== Work instructions ==
In the data, extract each line that holds the string "title".

── Task data

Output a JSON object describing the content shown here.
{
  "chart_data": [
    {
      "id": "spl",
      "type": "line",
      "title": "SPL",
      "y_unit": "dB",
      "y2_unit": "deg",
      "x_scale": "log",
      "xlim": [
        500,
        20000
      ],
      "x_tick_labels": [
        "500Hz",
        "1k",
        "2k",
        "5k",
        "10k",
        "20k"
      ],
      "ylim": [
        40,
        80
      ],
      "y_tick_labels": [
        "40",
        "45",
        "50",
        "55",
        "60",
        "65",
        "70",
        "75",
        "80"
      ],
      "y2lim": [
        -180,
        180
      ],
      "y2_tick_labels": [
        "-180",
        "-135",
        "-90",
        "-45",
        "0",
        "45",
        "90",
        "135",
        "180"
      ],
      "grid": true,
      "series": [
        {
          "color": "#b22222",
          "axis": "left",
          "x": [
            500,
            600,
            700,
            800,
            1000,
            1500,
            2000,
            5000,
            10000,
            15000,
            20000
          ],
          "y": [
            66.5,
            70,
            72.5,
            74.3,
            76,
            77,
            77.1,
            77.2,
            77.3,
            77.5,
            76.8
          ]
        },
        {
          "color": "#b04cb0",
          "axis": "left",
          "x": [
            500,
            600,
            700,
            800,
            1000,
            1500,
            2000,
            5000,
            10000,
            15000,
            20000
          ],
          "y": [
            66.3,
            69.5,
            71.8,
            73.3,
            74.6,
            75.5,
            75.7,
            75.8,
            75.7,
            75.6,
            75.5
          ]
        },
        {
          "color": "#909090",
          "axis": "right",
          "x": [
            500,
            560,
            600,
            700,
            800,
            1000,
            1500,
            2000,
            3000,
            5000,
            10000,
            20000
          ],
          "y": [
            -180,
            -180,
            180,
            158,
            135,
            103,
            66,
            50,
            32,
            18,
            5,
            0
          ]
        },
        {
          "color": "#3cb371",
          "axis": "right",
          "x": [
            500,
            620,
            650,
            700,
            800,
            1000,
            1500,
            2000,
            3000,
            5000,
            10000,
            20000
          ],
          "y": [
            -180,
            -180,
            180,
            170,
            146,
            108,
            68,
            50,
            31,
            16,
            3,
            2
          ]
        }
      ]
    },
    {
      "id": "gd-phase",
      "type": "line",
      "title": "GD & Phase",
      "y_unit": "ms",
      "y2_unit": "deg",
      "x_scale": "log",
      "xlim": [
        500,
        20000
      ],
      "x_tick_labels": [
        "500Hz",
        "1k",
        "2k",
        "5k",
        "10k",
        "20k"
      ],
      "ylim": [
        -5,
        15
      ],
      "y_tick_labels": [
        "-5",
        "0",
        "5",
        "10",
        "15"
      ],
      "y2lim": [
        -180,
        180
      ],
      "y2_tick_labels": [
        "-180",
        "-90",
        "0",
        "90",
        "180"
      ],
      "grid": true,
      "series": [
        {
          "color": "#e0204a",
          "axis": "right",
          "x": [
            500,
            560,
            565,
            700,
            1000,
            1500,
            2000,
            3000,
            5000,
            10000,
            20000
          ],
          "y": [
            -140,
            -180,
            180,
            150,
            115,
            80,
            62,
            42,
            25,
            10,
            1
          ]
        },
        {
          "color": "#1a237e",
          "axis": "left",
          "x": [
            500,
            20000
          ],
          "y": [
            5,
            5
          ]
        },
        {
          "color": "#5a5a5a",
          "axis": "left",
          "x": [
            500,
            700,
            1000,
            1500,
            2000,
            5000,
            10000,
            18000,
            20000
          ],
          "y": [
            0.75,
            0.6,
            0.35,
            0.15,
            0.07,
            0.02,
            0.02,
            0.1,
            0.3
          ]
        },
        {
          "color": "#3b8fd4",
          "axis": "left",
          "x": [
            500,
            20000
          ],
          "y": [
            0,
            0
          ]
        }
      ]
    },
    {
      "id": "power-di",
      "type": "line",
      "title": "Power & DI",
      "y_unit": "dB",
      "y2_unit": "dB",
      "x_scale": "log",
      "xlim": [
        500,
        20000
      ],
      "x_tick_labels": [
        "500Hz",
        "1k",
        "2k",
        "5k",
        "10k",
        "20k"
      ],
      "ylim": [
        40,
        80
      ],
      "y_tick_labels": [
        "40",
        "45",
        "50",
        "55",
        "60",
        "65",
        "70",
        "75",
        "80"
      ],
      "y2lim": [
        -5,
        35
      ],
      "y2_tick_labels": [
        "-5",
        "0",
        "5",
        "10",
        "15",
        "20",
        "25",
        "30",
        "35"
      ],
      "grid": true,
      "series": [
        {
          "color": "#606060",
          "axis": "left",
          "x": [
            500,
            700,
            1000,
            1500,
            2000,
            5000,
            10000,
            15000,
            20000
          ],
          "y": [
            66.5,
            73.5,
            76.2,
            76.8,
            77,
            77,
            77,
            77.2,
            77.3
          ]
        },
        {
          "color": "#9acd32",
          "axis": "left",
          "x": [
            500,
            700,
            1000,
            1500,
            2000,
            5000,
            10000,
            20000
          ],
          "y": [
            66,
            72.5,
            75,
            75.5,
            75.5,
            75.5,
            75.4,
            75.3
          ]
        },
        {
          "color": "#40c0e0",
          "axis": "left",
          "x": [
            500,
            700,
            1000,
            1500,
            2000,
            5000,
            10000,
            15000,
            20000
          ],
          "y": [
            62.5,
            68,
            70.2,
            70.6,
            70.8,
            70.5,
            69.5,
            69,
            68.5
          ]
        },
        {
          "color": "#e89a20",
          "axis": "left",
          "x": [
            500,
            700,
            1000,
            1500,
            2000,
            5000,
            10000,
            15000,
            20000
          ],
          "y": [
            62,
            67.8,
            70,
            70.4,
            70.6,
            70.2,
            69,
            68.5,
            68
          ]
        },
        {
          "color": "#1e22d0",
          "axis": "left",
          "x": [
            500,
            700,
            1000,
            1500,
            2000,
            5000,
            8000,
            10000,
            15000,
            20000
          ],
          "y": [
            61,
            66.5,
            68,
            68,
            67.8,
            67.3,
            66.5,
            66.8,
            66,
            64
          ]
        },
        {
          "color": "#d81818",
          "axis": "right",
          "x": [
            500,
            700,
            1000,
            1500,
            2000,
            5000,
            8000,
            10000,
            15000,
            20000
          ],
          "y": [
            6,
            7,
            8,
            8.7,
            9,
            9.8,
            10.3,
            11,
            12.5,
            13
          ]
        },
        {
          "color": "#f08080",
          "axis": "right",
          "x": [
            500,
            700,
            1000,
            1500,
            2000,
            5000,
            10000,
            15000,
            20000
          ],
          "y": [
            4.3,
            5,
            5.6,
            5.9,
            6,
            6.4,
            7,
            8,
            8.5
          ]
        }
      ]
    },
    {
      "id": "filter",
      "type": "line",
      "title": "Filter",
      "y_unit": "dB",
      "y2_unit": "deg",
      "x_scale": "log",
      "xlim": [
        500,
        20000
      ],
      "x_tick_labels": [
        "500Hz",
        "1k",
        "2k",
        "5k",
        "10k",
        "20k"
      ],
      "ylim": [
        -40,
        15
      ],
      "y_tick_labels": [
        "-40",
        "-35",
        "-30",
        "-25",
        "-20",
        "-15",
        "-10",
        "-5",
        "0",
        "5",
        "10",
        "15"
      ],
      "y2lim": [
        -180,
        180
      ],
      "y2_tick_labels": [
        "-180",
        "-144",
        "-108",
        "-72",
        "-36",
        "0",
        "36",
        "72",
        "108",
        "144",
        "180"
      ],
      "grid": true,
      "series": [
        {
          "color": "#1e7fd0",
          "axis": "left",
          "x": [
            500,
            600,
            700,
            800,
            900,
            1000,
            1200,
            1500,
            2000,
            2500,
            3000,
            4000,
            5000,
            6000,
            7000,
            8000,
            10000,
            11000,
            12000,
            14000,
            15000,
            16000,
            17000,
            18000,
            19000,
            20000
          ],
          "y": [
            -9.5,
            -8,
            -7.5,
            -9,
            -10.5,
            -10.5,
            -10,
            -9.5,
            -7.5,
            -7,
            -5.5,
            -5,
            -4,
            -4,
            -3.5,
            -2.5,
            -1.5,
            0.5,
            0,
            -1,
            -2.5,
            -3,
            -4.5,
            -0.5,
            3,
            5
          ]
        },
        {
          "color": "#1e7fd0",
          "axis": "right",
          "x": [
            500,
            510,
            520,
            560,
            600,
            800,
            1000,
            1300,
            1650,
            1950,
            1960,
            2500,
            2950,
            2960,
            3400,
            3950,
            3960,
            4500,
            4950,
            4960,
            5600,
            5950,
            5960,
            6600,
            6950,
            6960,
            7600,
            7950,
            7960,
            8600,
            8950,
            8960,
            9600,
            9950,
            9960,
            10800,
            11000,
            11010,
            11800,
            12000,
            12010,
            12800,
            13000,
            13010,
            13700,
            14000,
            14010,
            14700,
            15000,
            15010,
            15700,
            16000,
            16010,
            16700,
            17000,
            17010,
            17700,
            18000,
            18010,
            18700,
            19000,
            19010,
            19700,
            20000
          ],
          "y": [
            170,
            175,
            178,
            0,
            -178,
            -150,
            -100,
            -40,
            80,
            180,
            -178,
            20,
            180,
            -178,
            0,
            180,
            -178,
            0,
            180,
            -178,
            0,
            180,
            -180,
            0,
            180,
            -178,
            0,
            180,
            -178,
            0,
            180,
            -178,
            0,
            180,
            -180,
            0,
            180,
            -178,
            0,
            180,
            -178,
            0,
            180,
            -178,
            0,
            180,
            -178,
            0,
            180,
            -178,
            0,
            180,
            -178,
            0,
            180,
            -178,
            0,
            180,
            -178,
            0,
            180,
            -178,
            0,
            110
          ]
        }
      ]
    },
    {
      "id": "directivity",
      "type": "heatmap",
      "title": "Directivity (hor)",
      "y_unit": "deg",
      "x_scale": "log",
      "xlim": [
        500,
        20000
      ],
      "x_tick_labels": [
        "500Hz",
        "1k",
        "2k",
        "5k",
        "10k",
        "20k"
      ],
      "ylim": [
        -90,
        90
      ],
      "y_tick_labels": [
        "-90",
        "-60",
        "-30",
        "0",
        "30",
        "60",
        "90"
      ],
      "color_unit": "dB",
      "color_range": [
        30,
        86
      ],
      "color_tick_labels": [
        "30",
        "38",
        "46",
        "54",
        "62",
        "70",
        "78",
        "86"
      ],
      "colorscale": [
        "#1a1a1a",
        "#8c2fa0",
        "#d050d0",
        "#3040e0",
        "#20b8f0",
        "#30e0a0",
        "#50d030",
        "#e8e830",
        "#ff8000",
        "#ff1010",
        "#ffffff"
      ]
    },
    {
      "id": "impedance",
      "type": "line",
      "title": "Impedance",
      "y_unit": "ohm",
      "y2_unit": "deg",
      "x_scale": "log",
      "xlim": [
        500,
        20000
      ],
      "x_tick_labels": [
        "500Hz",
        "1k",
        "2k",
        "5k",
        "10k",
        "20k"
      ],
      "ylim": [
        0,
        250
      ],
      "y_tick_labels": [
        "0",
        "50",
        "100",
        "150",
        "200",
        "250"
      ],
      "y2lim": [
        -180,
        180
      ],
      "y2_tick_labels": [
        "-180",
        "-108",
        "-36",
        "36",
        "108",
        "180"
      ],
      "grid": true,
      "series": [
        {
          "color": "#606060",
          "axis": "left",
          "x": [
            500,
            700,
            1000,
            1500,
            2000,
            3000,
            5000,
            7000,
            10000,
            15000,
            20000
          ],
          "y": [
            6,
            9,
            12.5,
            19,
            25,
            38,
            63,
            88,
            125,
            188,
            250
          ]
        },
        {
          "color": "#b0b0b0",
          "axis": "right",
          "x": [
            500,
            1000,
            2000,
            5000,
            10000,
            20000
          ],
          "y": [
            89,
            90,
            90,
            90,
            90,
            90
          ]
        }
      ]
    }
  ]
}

────

== Solution ==
      "title": "SPL",
      "title": "GD & Phase",
      "title": "Power & DI",
      "title": "Filter",
      "title": "Directivity (hor)",
      "title": "Impedance",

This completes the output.